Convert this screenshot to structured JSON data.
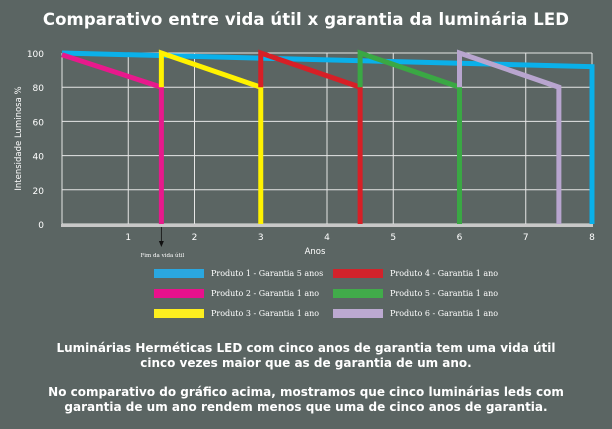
{
  "title": "Comparativo entre vida útil x garantia da luminária LED",
  "chart_data": {
    "type": "line",
    "title": "Comparativo entre vida útil x garantia da luminária LED",
    "xlabel": "Anos",
    "ylabel": "Intensidade Luminosa %",
    "xlim": [
      0,
      8
    ],
    "ylim": [
      0,
      100
    ],
    "x_ticks": [
      "1",
      "2",
      "3",
      "4",
      "5",
      "6",
      "7",
      "8"
    ],
    "y_ticks": [
      "0",
      "20",
      "40",
      "60",
      "80",
      "100"
    ],
    "grid": true,
    "legend_position": "bottom",
    "annotation": "Fim da vida útil",
    "series": [
      {
        "name": "Produto 1 - Garantia 5 anos",
        "color": "#0ab0ea",
        "points": [
          [
            0,
            100
          ],
          [
            8,
            92
          ],
          [
            8,
            0
          ]
        ]
      },
      {
        "name": "Produto 2 - Garantia 1 ano",
        "color": "#e8198c",
        "points": [
          [
            0,
            99
          ],
          [
            1.5,
            80
          ],
          [
            1.5,
            0
          ]
        ]
      },
      {
        "name": "Produto 3 - Garantia 1 ano",
        "color": "#fff200",
        "points": [
          [
            1.5,
            80
          ],
          [
            1.5,
            100
          ],
          [
            3,
            80
          ],
          [
            3,
            0
          ]
        ]
      },
      {
        "name": "Produto 4 - Garantia 1 ano",
        "color": "#d71f26",
        "points": [
          [
            3,
            80
          ],
          [
            3,
            100
          ],
          [
            4.5,
            80
          ],
          [
            4.5,
            0
          ]
        ]
      },
      {
        "name": "Produto 5 - Garantia 1 ano",
        "color": "#3aa844",
        "points": [
          [
            4.5,
            80
          ],
          [
            4.5,
            100
          ],
          [
            6,
            80
          ],
          [
            6,
            0
          ]
        ]
      },
      {
        "name": "Produto 6 - Garantia 1 ano",
        "color": "#b8a5cf",
        "points": [
          [
            6,
            80
          ],
          [
            6,
            100
          ],
          [
            7.5,
            80
          ],
          [
            7.5,
            0
          ]
        ]
      }
    ]
  },
  "legend": [
    {
      "label": "Produto 1 - Garantia 5 anos",
      "color": "#2aa7e0"
    },
    {
      "label": "Produto 2 - Garantia 1 ano",
      "color": "#e8118c"
    },
    {
      "label": "Produto 3 - Garantia 1 ano",
      "color": "#fdee1f"
    },
    {
      "label": "Produto 4 - Garantia 1 ano",
      "color": "#d2232b"
    },
    {
      "label": "Produto 5 - Garantia 1 ano",
      "color": "#41ab4a"
    },
    {
      "label": "Produto 6 - Garantia 1 ano",
      "color": "#bca9d1"
    }
  ],
  "footer": {
    "line1": "Luminárias Herméticas LED com cinco anos de garantia tem uma vida útil cinco vezes maior que as de garantia de um ano.",
    "line2": "No comparativo do gráfico acima, mostramos que cinco luminárias leds com garantia de um ano rendem menos que uma de cinco anos de garantia."
  }
}
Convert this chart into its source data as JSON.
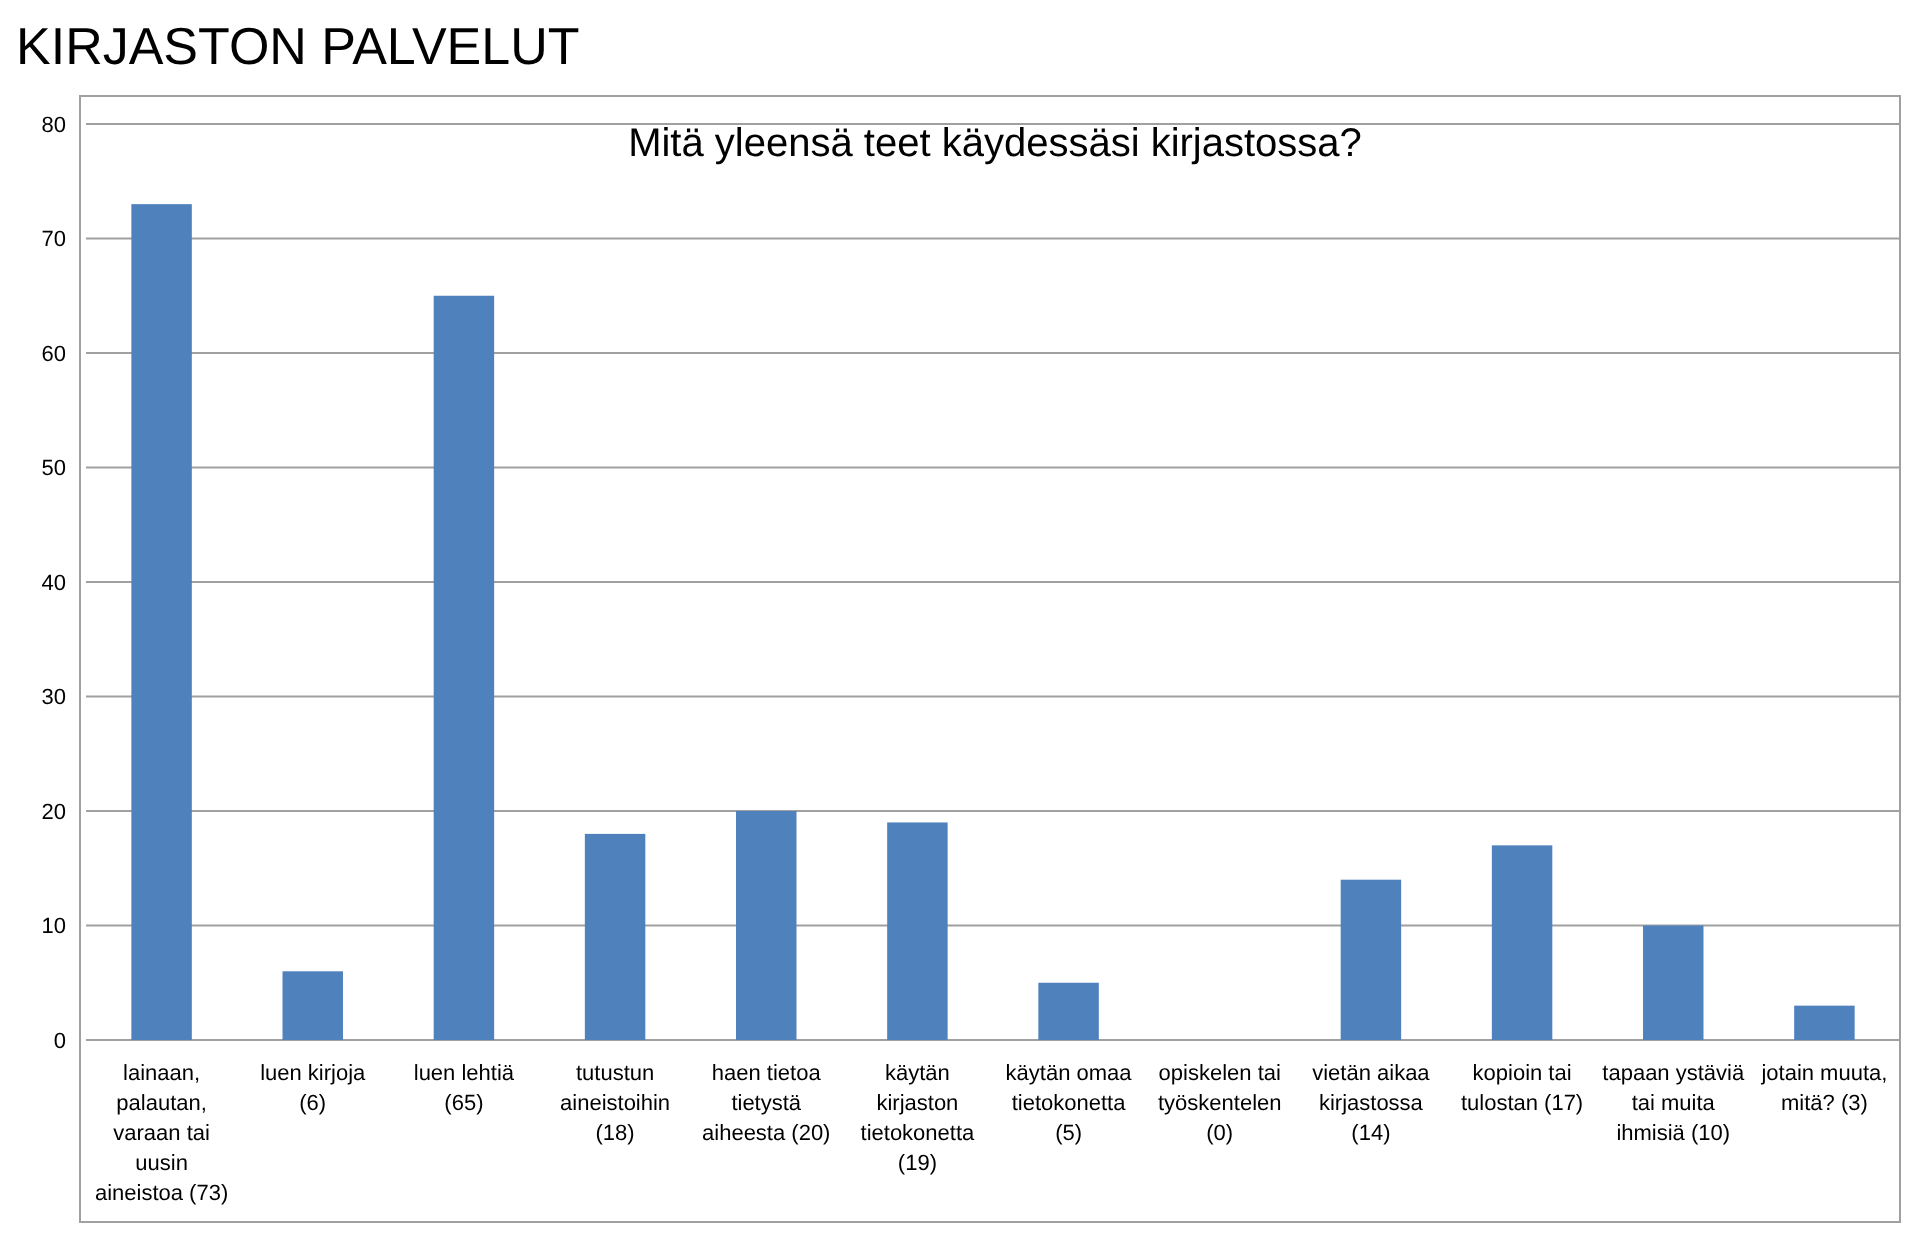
{
  "chart_data": {
    "type": "bar",
    "title": "KIRJASTON PALVELUT",
    "subtitle": "Mitä yleensä teet käydessäsi kirjastossa?",
    "categories": [
      "lainaan, palautan, varaan tai uusin aineistoa (73)",
      "luen kirjoja (6)",
      "luen lehtiä (65)",
      "tutustun aineistoihin (18)",
      "haen tietoa tietystä aiheesta (20)",
      "käytän kirjaston tietokonetta (19)",
      "käytän omaa tietokonetta (5)",
      "opiskelen tai työskentelen (0)",
      "vietän aikaa kirjastossa (14)",
      "kopioin tai tulostan (17)",
      "tapaan ystäviä tai muita ihmisiä (10)",
      "jotain muuta, mitä? (3)"
    ],
    "values": [
      73,
      6,
      65,
      18,
      20,
      19,
      5,
      0,
      14,
      17,
      10,
      3
    ],
    "color": "#4f81bd",
    "ylim": [
      0,
      80
    ],
    "yticks": [
      0,
      10,
      20,
      30,
      40,
      50,
      60,
      70,
      80
    ],
    "grid": "y"
  }
}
* * *
Write out each entry exactly as given, but skip the pictures.

Convert this screenshot to structured JSON data.
{
  "title": "Comparativo entre vida útil x garantia da luminária LED",
  "chart_data": {
    "type": "line",
    "title": "Comparativo entre vida útil x garantia da luminária LED",
    "xlabel": "Anos",
    "ylabel": "Intensidade Luminosa %",
    "xlim": [
      0,
      8
    ],
    "ylim": [
      0,
      100
    ],
    "x_ticks": [
      "1",
      "2",
      "3",
      "4",
      "5",
      "6",
      "7",
      "8"
    ],
    "y_ticks": [
      "0",
      "20",
      "40",
      "60",
      "80",
      "100"
    ],
    "grid": true,
    "legend_position": "bottom",
    "annotation": "Fim da vida útil",
    "series": [
      {
        "name": "Produto 1 - Garantia 5 anos",
        "color": "#0ab0ea",
        "points": [
          [
            0,
            100
          ],
          [
            8,
            92
          ],
          [
            8,
            0
          ]
        ]
      },
      {
        "name": "Produto 2 - Garantia 1 ano",
        "color": "#e8198c",
        "points": [
          [
            0,
            99
          ],
          [
            1.5,
            80
          ],
          [
            1.5,
            0
          ]
        ]
      },
      {
        "name": "Produto 3 - Garantia 1 ano",
        "color": "#fff200",
        "points": [
          [
            1.5,
            80
          ],
          [
            1.5,
            100
          ],
          [
            3,
            80
          ],
          [
            3,
            0
          ]
        ]
      },
      {
        "name": "Produto 4 - Garantia 1 ano",
        "color": "#d71f26",
        "points": [
          [
            3,
            80
          ],
          [
            3,
            100
          ],
          [
            4.5,
            80
          ],
          [
            4.5,
            0
          ]
        ]
      },
      {
        "name": "Produto 5 - Garantia 1 ano",
        "color": "#3aa844",
        "points": [
          [
            4.5,
            80
          ],
          [
            4.5,
            100
          ],
          [
            6,
            80
          ],
          [
            6,
            0
          ]
        ]
      },
      {
        "name": "Produto 6 - Garantia 1 ano",
        "color": "#b8a5cf",
        "points": [
          [
            6,
            80
          ],
          [
            6,
            100
          ],
          [
            7.5,
            80
          ],
          [
            7.5,
            0
          ]
        ]
      }
    ]
  },
  "legend": [
    {
      "label": "Produto 1 - Garantia 5 anos",
      "color": "#2aa7e0"
    },
    {
      "label": "Produto 2 - Garantia 1 ano",
      "color": "#e8118c"
    },
    {
      "label": "Produto 3 - Garantia 1 ano",
      "color": "#fdee1f"
    },
    {
      "label": "Produto 4 - Garantia 1 ano",
      "color": "#d2232b"
    },
    {
      "label": "Produto 5 - Garantia 1 ano",
      "color": "#41ab4a"
    },
    {
      "label": "Produto 6 - Garantia 1 ano",
      "color": "#bca9d1"
    }
  ],
  "footer": {
    "line1": "Luminárias Herméticas LED com cinco anos de garantia tem uma vida útil cinco vezes maior que as de garantia de um ano.",
    "line2": "No comparativo do gráfico acima, mostramos que cinco luminárias leds com garantia de um ano rendem menos que uma de cinco anos de garantia."
  }
}
Convert this chart into its source data as JSON.
{
  "chart_data": {
    "type": "bar",
    "title": "KIRJASTON PALVELUT",
    "subtitle": "Mitä yleensä teet käydessäsi kirjastossa?",
    "categories": [
      "lainaan, palautan, varaan tai uusin aineistoa (73)",
      "luen kirjoja (6)",
      "luen lehtiä (65)",
      "tutustun aineistoihin (18)",
      "haen tietoa tietystä aiheesta (20)",
      "käytän kirjaston tietokonetta (19)",
      "käytän omaa tietokonetta (5)",
      "opiskelen tai työskentelen (0)",
      "vietän aikaa kirjastossa (14)",
      "kopioin tai tulostan (17)",
      "tapaan ystäviä tai muita ihmisiä (10)",
      "jotain muuta, mitä? (3)"
    ],
    "values": [
      73,
      6,
      65,
      18,
      20,
      19,
      5,
      0,
      14,
      17,
      10,
      3
    ],
    "color": "#4f81bd",
    "ylim": [
      0,
      80
    ],
    "yticks": [
      0,
      10,
      20,
      30,
      40,
      50,
      60,
      70,
      80
    ],
    "grid": "y"
  }
}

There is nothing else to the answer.